## Aim
Return, word for word, every line that follows.

## Records provided
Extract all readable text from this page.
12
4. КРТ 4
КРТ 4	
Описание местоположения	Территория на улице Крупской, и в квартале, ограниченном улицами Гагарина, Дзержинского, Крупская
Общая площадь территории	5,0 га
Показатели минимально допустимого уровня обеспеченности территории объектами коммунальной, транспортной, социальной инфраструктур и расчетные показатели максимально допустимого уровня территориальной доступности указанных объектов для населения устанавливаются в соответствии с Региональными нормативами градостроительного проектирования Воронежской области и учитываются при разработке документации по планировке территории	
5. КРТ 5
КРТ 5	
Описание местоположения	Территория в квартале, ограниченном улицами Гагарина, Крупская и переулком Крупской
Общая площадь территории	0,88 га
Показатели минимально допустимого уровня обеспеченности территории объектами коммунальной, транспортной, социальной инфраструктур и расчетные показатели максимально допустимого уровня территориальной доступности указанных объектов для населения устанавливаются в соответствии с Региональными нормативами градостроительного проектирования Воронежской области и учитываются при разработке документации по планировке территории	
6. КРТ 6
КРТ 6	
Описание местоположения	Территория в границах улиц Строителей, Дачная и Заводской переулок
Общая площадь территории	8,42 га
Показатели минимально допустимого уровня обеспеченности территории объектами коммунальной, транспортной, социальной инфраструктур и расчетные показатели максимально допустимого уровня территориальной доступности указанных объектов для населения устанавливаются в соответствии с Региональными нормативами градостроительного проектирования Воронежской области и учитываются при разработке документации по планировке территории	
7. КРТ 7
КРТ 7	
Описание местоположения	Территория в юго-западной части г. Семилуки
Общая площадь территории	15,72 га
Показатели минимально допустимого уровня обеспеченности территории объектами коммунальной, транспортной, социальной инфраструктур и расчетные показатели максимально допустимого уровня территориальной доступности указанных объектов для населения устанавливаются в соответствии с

## Full response
Extract all readable text from this page.
12
4. КРТ 4
КРТ 4	
Описание местоположения	Территория на улице Крупской, и в квартале, ограниченном улицами Гагарина, Дзержинского, Крупская
Общая площадь территории	5,0 га
Показатели минимально допустимого уровня обеспеченности территории объектами коммунальной, транспортной, социальной инфраструктур и расчетные показатели максимально допустимого уровня территориальной доступности указанных объектов для населения устанавливаются в соответствии с Региональными нормативами градостроительного проектирования Воронежской области и учитываются при разработке документации по планировке территории	
5. КРТ 5
КРТ 5	
Описание местоположения	Территория в квартале, ограниченном улицами Гагарина, Крупская и переулком Крупской
Общая площадь территории	0,88 га
Показатели минимально допустимого уровня обеспеченности территории объектами коммунальной, транспортной, социальной инфраструктур и расчетные показатели максимально допустимого уровня территориальной доступности указанных объектов для населения устанавливаются в соответствии с Региональными нормативами градостроительного проектирования Воронежской области и учитываются при разработке документации по планировке территории	
6. КРТ 6
КРТ 6	
Описание местоположения	Территория в границах улиц Строителей, Дачная и Заводской переулок
Общая площадь территории	8,42 га
Показатели минимально допустимого уровня обеспеченности территории объектами коммунальной, транспортной, социальной инфраструктур и расчетные показатели максимально допустимого уровня территориальной доступности указанных объектов для населения устанавливаются в соответствии с Региональными нормативами градостроительного проектирования Воронежской области и учитываются при разработке документации по планировке территории	
7. КРТ 7
КРТ 7	
Описание местоположения	Территория в юго-западной части г. Семилуки
Общая площадь территории	15,72 га
Показатели минимально допустимого уровня обеспеченности территории объектами коммунальной, транспортной, социальной инфраструктур и расчетные показатели максимально допустимого уровня территориальной доступности указанных объектов для населения устанавливаются в соответствии с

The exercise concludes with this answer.